Phylogenetic separation into evolutionary relationships (clades), based on comparison of genomes is likely to supplant phenotypical (phenetic) taxonomies of the prokaryotes.

Phenetic system: groupings of organisms based on mutual similarity of phenotypic (physical and chemical) characteristics. Phenetic groupings may or may not correlate with evolutionary relationships.

Phylogenetic system: groups organisms based on shared evolutionary heritage. DNA and RNA sequencing techniques are considered to give the most meaningful phylogenies.

Monophyletic taxon or clade: an accurate grouping of only (opp. polyphyletic) and all (opp. paraphyletic) descendents of a shared common ancestor. A monopyletic group is genetically homogeneous and reflects evolutionary relationships.

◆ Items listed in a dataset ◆
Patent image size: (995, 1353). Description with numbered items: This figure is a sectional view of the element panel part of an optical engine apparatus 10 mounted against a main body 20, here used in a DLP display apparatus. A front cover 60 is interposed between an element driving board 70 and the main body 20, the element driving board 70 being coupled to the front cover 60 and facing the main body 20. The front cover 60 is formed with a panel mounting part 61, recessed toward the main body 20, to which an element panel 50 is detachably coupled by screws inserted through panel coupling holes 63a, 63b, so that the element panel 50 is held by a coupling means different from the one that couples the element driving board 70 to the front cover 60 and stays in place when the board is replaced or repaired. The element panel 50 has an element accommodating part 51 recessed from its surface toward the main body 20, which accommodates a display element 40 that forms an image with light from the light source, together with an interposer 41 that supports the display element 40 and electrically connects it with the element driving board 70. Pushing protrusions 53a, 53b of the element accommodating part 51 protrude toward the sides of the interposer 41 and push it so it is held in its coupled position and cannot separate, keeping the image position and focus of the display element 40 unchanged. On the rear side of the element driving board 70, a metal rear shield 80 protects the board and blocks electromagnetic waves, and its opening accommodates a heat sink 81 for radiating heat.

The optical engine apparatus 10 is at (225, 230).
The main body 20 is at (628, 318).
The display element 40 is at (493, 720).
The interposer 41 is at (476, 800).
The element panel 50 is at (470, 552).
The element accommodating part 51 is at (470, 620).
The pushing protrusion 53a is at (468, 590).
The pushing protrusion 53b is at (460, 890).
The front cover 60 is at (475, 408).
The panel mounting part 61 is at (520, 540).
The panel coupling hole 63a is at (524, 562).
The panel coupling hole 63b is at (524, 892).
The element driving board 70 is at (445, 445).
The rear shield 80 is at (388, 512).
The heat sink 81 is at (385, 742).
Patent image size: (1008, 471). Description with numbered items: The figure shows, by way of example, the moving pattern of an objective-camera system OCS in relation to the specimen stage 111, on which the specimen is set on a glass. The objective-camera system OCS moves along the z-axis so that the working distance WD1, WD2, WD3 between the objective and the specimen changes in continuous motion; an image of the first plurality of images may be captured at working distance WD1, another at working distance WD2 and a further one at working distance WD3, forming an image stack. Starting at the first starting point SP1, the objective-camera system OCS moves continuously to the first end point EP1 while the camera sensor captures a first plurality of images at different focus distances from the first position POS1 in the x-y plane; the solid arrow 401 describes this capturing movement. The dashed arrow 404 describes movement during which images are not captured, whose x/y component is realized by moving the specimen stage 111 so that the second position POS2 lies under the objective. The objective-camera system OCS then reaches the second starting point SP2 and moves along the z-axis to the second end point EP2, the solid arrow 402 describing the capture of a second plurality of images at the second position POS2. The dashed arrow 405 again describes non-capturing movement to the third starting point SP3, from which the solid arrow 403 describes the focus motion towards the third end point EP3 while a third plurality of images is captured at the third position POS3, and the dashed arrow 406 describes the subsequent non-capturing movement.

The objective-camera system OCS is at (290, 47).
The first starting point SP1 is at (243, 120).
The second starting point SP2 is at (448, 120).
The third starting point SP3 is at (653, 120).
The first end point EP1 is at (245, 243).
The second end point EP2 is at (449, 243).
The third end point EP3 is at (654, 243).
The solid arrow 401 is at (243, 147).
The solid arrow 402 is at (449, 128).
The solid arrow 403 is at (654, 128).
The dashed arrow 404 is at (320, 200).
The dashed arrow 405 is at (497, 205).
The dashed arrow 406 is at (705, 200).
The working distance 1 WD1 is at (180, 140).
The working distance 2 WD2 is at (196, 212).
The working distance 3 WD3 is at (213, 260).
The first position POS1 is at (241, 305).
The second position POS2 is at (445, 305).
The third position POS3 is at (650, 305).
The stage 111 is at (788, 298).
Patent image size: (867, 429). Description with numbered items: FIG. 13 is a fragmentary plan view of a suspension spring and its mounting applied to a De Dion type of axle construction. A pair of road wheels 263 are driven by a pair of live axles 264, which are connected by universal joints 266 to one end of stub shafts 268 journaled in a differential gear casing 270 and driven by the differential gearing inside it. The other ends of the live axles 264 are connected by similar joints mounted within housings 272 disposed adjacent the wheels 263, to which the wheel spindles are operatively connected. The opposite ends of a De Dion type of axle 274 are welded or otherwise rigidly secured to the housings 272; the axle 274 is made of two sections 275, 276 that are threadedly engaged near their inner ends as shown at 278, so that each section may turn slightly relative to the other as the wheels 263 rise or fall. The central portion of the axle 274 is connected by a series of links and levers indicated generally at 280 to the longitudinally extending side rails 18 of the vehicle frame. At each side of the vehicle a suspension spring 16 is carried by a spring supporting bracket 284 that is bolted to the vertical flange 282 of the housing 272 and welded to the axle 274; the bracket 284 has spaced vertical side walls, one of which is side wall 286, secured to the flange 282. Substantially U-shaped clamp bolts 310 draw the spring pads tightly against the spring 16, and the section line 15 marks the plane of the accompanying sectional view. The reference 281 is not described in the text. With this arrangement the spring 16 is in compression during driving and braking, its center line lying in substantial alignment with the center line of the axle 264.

◆ Task set ◆
1 > Answer these questions from the passage on prokaryote taxonomy.
(a) What does a phenetic system base its groupings on?
(b) Which techniques are considered to give the most meaningful phylogenies?
(c) Which term is given as the opposite of "all" in the definition of a monophyletic taxon?
2 > Retype the part of the passage on prokaryote taxonomy from "Phenetic system: groupings" to "with evolutionary relationships.".
3 > Extend the passage on prokaryote taxonomy, continuing from where it stops.

◆ Responses to the tasks ◆
1 >
(a) Mutual similarity of phenotypic (physical and chemical) characteristics.
(b) DNA and RNA sequencing techniques.
(c) Paraphyletic.

2 >
Phenetic system: groupings of organisms based on mutual similarity of phenotypic (physical and chemical) characteristics. Phenetic groupings may or may not correlate with evolutionary relationships.

3 >
Paraphyletic taxon or clade: a monophyletic group that excludes one or more discrete groups descended from the most recent common ancestral species of the entire group. Other descendent species of the most recent common ancestor have been excluded from the paraphyletic taxon, usually because of morphologic distinctiveness.

Polyphyletic taxon: opposite to monophyletic taxon: A polyphyletic group is mistakenly or improperly erected on the basis of homoplasy.—characteristics that have arisen despite not sharing a common ancestor. Homoplasy arises because of convergent evolution, parallelism, evolutionary reversals, horizontal gene transfer, or gene duplications. Polyphyletic taxa are genetically heterogeneous because members do not share a common ancestor.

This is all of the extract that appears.